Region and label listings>

::::

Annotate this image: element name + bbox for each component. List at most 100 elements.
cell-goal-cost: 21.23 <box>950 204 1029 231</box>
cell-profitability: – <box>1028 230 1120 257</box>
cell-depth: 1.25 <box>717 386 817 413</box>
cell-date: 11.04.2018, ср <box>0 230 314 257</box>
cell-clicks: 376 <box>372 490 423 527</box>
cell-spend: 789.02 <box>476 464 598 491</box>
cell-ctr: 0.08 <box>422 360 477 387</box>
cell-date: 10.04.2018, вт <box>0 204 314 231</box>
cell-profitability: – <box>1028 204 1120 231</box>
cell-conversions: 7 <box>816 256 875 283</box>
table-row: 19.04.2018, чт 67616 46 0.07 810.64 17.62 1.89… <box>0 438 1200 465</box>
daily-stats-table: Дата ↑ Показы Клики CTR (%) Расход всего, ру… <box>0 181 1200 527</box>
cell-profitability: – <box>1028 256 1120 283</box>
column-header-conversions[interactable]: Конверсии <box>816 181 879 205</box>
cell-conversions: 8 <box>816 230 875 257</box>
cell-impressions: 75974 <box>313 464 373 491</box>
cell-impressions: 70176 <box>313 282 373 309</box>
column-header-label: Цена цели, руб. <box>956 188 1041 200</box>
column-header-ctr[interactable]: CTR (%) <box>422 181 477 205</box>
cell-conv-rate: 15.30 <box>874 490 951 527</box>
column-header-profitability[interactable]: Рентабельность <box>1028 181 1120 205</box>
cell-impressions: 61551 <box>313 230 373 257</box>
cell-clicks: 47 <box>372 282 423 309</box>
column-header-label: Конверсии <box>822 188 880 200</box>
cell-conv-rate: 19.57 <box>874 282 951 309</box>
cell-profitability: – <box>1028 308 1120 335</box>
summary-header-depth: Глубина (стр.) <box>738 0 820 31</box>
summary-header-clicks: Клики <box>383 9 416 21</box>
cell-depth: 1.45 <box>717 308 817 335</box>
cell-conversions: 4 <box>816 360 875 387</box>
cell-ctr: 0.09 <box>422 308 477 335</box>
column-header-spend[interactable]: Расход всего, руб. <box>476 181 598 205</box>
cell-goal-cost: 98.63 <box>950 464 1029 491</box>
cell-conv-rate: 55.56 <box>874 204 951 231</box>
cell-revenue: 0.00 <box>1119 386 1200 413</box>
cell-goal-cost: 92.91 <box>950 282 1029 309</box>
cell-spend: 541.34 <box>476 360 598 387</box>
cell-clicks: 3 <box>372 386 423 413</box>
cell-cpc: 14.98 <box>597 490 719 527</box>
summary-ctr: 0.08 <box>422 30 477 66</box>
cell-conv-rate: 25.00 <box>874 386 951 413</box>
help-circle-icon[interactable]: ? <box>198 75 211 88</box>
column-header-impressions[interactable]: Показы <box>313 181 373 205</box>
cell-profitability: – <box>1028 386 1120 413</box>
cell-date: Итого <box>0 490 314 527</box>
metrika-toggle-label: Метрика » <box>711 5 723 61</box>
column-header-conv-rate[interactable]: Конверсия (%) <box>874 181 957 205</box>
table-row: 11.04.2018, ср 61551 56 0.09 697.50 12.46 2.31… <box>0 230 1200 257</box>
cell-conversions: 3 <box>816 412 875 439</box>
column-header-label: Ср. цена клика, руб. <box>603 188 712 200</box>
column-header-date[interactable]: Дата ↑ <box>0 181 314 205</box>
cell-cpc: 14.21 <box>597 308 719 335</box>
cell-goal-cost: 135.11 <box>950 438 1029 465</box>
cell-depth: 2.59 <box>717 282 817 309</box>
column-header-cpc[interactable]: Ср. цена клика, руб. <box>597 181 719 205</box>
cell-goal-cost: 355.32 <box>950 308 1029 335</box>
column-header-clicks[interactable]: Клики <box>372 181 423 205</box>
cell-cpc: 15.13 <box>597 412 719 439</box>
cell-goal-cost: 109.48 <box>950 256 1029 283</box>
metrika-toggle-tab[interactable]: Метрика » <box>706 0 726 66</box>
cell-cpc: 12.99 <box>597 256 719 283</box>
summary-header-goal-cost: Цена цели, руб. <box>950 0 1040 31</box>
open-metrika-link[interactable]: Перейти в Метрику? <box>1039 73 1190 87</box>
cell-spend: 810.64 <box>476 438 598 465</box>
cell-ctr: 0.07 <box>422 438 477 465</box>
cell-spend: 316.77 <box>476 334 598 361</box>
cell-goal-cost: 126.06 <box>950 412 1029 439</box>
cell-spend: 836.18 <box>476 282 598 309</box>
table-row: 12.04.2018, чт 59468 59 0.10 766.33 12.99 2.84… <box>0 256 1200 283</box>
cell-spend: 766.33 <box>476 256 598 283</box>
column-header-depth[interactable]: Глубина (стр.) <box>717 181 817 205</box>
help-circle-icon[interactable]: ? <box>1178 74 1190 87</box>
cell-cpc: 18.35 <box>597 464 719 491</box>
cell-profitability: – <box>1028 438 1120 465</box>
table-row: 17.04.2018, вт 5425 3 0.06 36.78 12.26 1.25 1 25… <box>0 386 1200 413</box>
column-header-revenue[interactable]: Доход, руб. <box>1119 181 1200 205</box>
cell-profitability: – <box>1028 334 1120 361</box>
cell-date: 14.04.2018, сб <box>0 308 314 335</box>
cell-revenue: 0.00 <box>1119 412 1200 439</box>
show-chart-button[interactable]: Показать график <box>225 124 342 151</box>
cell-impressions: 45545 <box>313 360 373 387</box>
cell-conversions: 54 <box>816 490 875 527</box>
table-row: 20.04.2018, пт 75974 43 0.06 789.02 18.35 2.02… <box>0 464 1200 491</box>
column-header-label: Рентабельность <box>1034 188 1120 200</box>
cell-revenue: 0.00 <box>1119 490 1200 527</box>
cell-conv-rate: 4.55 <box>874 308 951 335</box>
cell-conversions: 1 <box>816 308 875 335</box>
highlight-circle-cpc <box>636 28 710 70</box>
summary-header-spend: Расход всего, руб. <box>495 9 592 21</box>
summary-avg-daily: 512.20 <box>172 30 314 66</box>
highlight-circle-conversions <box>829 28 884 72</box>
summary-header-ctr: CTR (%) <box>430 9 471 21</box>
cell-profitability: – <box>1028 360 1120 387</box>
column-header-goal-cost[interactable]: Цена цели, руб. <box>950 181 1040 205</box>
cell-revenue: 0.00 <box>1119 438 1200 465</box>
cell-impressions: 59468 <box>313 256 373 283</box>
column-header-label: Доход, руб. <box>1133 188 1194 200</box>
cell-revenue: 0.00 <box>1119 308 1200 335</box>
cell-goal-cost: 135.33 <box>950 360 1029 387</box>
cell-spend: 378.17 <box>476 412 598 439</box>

::::

Prompt> Copy the entries above word for word, changing nothing.

Answer to this exercise>
Annotate this image: element name + bbox for each component. List at most 100 elements.
cell-goal-cost: 21.23 <box>950 204 1029 231</box>
cell-profitability: – <box>1028 230 1120 257</box>
cell-depth: 1.25 <box>717 386 817 413</box>
cell-date: 11.04.2018, ср <box>0 230 314 257</box>
cell-clicks: 376 <box>372 490 423 527</box>
cell-spend: 789.02 <box>476 464 598 491</box>
cell-ctr: 0.08 <box>422 360 477 387</box>
cell-date: 10.04.2018, вт <box>0 204 314 231</box>
cell-profitability: – <box>1028 204 1120 231</box>
cell-conversions: 7 <box>816 256 875 283</box>
table-row: 19.04.2018, чт 67616 46 0.07 810.64 17.62 1.89… <box>0 438 1200 465</box>
daily-stats-table: Дата ↑ Показы Клики CTR (%) Расход всего, ру… <box>0 181 1200 527</box>
cell-profitability: – <box>1028 256 1120 283</box>
column-header-conversions[interactable]: Конверсии <box>816 181 879 205</box>
cell-conversions: 8 <box>816 230 875 257</box>
cell-impressions: 75974 <box>313 464 373 491</box>
cell-impressions: 70176 <box>313 282 373 309</box>
column-header-label: Цена цели, руб. <box>956 188 1041 200</box>
column-header-ctr[interactable]: CTR (%) <box>422 181 477 205</box>
cell-conv-rate: 15.30 <box>874 490 951 527</box>
column-header-profitability[interactable]: Рентабельность <box>1028 181 1120 205</box>
cell-impressions: 61551 <box>313 230 373 257</box>
cell-clicks: 47 <box>372 282 423 309</box>
column-header-label: Конверсии <box>822 188 880 200</box>
cell-conv-rate: 19.57 <box>874 282 951 309</box>
cell-profitability: – <box>1028 308 1120 335</box>
summary-header-depth: Глубина (стр.) <box>738 0 820 31</box>
summary-header-clicks: Клики <box>383 9 416 21</box>
cell-depth: 1.45 <box>717 308 817 335</box>
cell-conversions: 4 <box>816 360 875 387</box>
cell-ctr: 0.09 <box>422 308 477 335</box>
column-header-spend[interactable]: Расход всего, руб. <box>476 181 598 205</box>
cell-goal-cost: 98.63 <box>950 464 1029 491</box>
cell-conv-rate: 55.56 <box>874 204 951 231</box>
cell-revenue: 0.00 <box>1119 386 1200 413</box>
cell-goal-cost: 92.91 <box>950 282 1029 309</box>
cell-spend: 541.34 <box>476 360 598 387</box>
cell-clicks: 3 <box>372 386 423 413</box>
cell-cpc: 14.98 <box>597 490 719 527</box>
summary-ctr: 0.08 <box>422 30 477 66</box>
cell-conv-rate: 25.00 <box>874 386 951 413</box>
help-circle-icon[interactable]: ? <box>198 75 211 88</box>
column-header-impressions[interactable]: Показы <box>313 181 373 205</box>
cell-profitability: – <box>1028 386 1120 413</box>
cell-date: Итого <box>0 490 314 527</box>
metrika-toggle-label: Метрика » <box>711 5 723 61</box>
column-header-conv-rate[interactable]: Конверсия (%) <box>874 181 957 205</box>
table-row: 11.04.2018, ср 61551 56 0.09 697.50 12.46 2.31… <box>0 230 1200 257</box>
cell-conversions: 3 <box>816 412 875 439</box>
column-header-label: Ср. цена клика, руб. <box>603 188 712 200</box>
column-header-date[interactable]: Дата ↑ <box>0 181 314 205</box>
cell-cpc: 14.21 <box>597 308 719 335</box>
cell-goal-cost: 135.11 <box>950 438 1029 465</box>
cell-depth: 2.59 <box>717 282 817 309</box>
column-header-cpc[interactable]: Ср. цена клика, руб. <box>597 181 719 205</box>
cell-goal-cost: 355.32 <box>950 308 1029 335</box>
column-header-clicks[interactable]: Клики <box>372 181 423 205</box>
cell-cpc: 15.13 <box>597 412 719 439</box>
cell-goal-cost: 109.48 <box>950 256 1029 283</box>
metrika-toggle-tab[interactable]: Метрика » <box>706 0 726 66</box>
cell-cpc: 12.99 <box>597 256 719 283</box>
summary-header-goal-cost: Цена цели, руб. <box>950 0 1040 31</box>
open-metrika-link[interactable]: Перейти в Метрику? <box>1039 73 1190 87</box>
cell-spend: 810.64 <box>476 438 598 465</box>
cell-ctr: 0.07 <box>422 438 477 465</box>
cell-spend: 316.77 <box>476 334 598 361</box>
cell-goal-cost: 126.06 <box>950 412 1029 439</box>
cell-spend: 836.18 <box>476 282 598 309</box>
table-row: 12.04.2018, чт 59468 59 0.10 766.33 12.99 2.84… <box>0 256 1200 283</box>
cell-spend: 766.33 <box>476 256 598 283</box>
column-header-depth[interactable]: Глубина (стр.) <box>717 181 817 205</box>
help-circle-icon[interactable]: ? <box>1178 74 1190 87</box>
cell-cpc: 18.35 <box>597 464 719 491</box>
cell-profitability: – <box>1028 438 1120 465</box>
table-row: 17.04.2018, вт 5425 3 0.06 36.78 12.26 1.25 1 25… <box>0 386 1200 413</box>
column-header-revenue[interactable]: Доход, руб. <box>1119 181 1200 205</box>
cell-profitability: – <box>1028 334 1120 361</box>
cell-date: 14.04.2018, сб <box>0 308 314 335</box>
cell-revenue: 0.00 <box>1119 412 1200 439</box>
show-chart-button[interactable]: Показать график <box>225 124 342 151</box>
cell-impressions: 45545 <box>313 360 373 387</box>
cell-conversions: 54 <box>816 490 875 527</box>
table-row: 20.04.2018, пт 75974 43 0.06 789.02 18.35 2.02… <box>0 464 1200 491</box>
column-header-label: Рентабельность <box>1034 188 1120 200</box>
cell-revenue: 0.00 <box>1119 490 1200 527</box>
cell-conv-rate: 4.55 <box>874 308 951 335</box>
cell-conversions: 1 <box>816 308 875 335</box>
highlight-circle-cpc <box>636 28 710 70</box>
summary-header-spend: Расход всего, руб. <box>495 9 592 21</box>
summary-avg-daily: 512.20 <box>172 30 314 66</box>
highlight-circle-conversions <box>829 28 884 72</box>
summary-header-ctr: CTR (%) <box>430 9 471 21</box>
cell-profitability: – <box>1028 360 1120 387</box>
column-header-goal-cost[interactable]: Цена цели, руб. <box>950 181 1040 205</box>
cell-revenue: 0.00 <box>1119 438 1200 465</box>
cell-impressions: 59468 <box>313 256 373 283</box>
column-header-label: Доход, руб. <box>1133 188 1194 200</box>
cell-revenue: 0.00 <box>1119 308 1200 335</box>
cell-goal-cost: 135.33 <box>950 360 1029 387</box>
cell-spend: 378.17 <box>476 412 598 439</box>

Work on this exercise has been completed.